--- Supplied entries Enclosed Below ---

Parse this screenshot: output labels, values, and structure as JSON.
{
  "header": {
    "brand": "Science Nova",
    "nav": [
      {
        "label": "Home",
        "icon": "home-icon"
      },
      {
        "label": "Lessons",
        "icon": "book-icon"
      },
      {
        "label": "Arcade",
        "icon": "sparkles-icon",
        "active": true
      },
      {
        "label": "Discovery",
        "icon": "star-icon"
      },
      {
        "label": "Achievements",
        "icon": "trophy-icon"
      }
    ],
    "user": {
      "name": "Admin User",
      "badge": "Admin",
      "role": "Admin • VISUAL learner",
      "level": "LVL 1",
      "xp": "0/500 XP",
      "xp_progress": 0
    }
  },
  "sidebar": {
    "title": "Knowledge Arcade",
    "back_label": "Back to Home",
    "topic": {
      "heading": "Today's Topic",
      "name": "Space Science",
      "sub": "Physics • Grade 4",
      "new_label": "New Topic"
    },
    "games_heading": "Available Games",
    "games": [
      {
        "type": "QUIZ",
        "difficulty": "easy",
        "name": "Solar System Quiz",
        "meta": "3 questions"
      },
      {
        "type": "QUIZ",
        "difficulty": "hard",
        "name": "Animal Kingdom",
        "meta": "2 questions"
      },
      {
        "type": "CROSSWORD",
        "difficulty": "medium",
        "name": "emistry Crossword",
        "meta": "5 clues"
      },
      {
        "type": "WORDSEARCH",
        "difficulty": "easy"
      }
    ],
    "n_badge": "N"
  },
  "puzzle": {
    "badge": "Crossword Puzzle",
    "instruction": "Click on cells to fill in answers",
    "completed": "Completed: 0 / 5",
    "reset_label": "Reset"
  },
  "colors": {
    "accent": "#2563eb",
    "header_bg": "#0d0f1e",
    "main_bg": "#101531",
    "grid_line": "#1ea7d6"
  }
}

--- End of Enclosed Supplied entries ---

Look over the entries above. Copy every line that contains the word "icon".

        "icon": "home-icon"
        "icon": "book-icon"
        "icon": "sparkles-icon",
        "icon": "star-icon"
        "icon": "trophy-icon"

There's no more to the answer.